* [What the task requires]:
Copy each line in the data that includes the word "snip".

* [Raw data]:
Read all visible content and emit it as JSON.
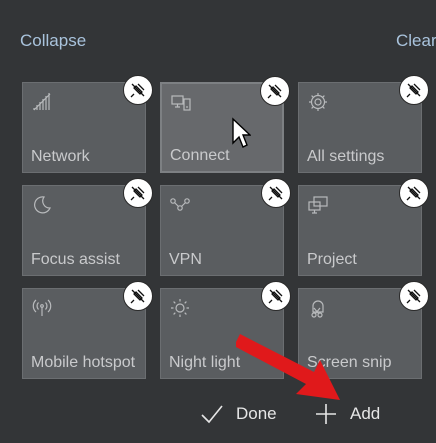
{
  "header": {
    "collapse_label": "Collapse",
    "clear_label": "Clear"
  },
  "tiles": [
    {
      "label": "Network",
      "icon": "network-icon"
    },
    {
      "label": "Connect",
      "icon": "connect-icon"
    },
    {
      "label": "All settings",
      "icon": "settings-gear-icon"
    },
    {
      "label": "Focus assist",
      "icon": "moon-icon"
    },
    {
      "label": "VPN",
      "icon": "vpn-icon"
    },
    {
      "label": "Project",
      "icon": "project-icon"
    },
    {
      "label": "Mobile hotspot",
      "icon": "hotspot-icon"
    },
    {
      "label": "Night light",
      "icon": "sun-icon"
    },
    {
      "label": "Screen snip",
      "icon": "screen-snip-icon"
    }
  ],
  "footer": {
    "done_label": "Done",
    "add_label": "Add"
  },
  "colors": {
    "background": "#333537",
    "tile": "#5a5d60",
    "link": "#a9c3dc",
    "annotation_arrow": "#e0191b"
  }
}
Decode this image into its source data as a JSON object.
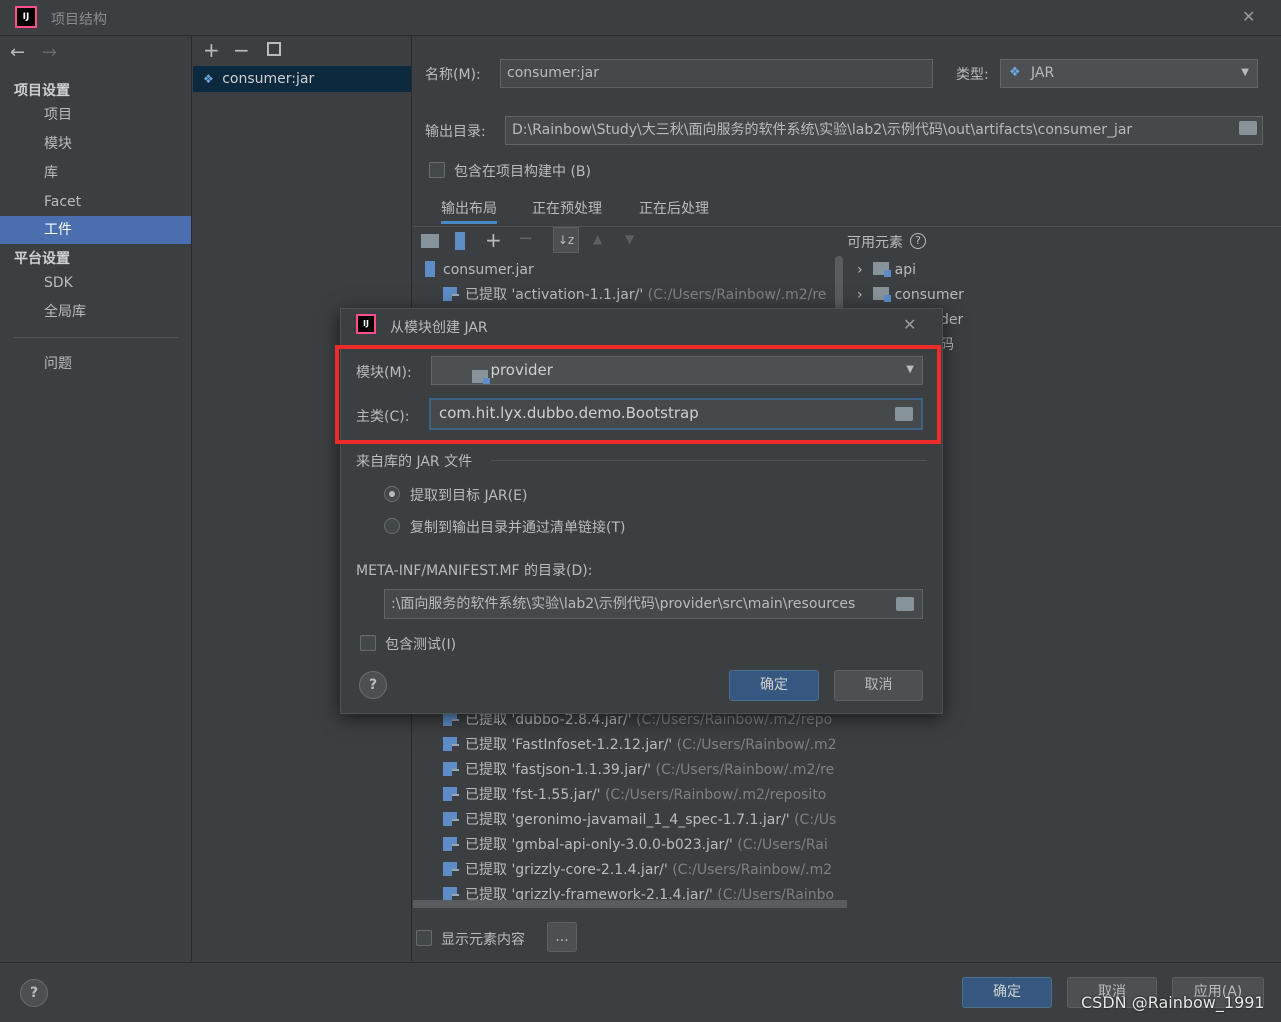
{
  "window": {
    "title": "项目结构"
  },
  "nav": {
    "back": "←",
    "forward": "→",
    "project_settings": "项目设置",
    "project": "项目",
    "modules": "模块",
    "libraries": "库",
    "facets": "Facet",
    "artifacts": "工件",
    "platform_settings": "平台设置",
    "sdk": "SDK",
    "global_libs": "全局库",
    "problems": "问题"
  },
  "artifact": {
    "name": "consumer:jar"
  },
  "form": {
    "name_label": "名称(M):",
    "name_value": "consumer:jar",
    "type_label": "类型:",
    "type_value": "JAR",
    "output_label": "输出目录:",
    "output_value": "D:\\Rainbow\\Study\\大三秋\\面向服务的软件系统\\实验\\lab2\\示例代码\\out\\artifacts\\consumer_jar",
    "include_build": "包含在项目构建中 (B)"
  },
  "tabs": [
    "输出布局",
    "正在预处理",
    "正在后处理"
  ],
  "available": {
    "label": "可用元素",
    "items": [
      "api",
      "consumer",
      "der",
      "码"
    ]
  },
  "tree": {
    "root": "consumer.jar",
    "rows_top": [
      {
        "name": "已提取 'activation-1.1.jar/'",
        "path": "(C:/Users/Rainbow/.m2/re"
      }
    ],
    "rows_bottom": [
      {
        "name": "已提取 'dubbo-2.8.4.jar/'",
        "path": "(C:/Users/Rainbow/.m2/repo"
      },
      {
        "name": "已提取 'FastInfoset-1.2.12.jar/'",
        "path": "(C:/Users/Rainbow/.m2"
      },
      {
        "name": "已提取 'fastjson-1.1.39.jar/'",
        "path": "(C:/Users/Rainbow/.m2/re"
      },
      {
        "name": "已提取 'fst-1.55.jar/'",
        "path": "(C:/Users/Rainbow/.m2/reposito"
      },
      {
        "name": "已提取 'geronimo-javamail_1_4_spec-1.7.1.jar/'",
        "path": "(C:/Us"
      },
      {
        "name": "已提取 'gmbal-api-only-3.0.0-b023.jar/'",
        "path": "(C:/Users/Rai"
      },
      {
        "name": "已提取 'grizzly-core-2.1.4.jar/'",
        "path": "(C:/Users/Rainbow/.m2"
      },
      {
        "name": "已提取 'grizzly-framework-2.1.4.jar/'",
        "path": "(C:/Users/Rainbo"
      }
    ]
  },
  "show_content": "显示元素内容",
  "ellipsis": "...",
  "dialog": {
    "title": "从模块创建 JAR",
    "module_label": "模块(M):",
    "module_value": "provider",
    "main_label": "主类(C):",
    "main_value": "com.hit.lyx.dubbo.demo.Bootstrap",
    "lib_section": "来自库的 JAR 文件",
    "opt_extract": "提取到目标 JAR(E)",
    "opt_copy": "复制到输出目录并通过清单链接(T)",
    "manifest_label": "META-INF/MANIFEST.MF 的目录(D):",
    "manifest_value": ":\\面向服务的软件系统\\实验\\lab2\\示例代码\\provider\\src\\main\\resources",
    "include_tests": "包含测试(I)",
    "ok": "确定",
    "cancel": "取消"
  },
  "footer": {
    "ok": "确定",
    "cancel": "取消",
    "apply": "应用(A)",
    "watermark": "CSDN @Rainbow_1991"
  },
  "help": "?",
  "close": "✕"
}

* [Solution to this problem]:
      "label": "Screen snip",
      "icon": "screen-snip-icon"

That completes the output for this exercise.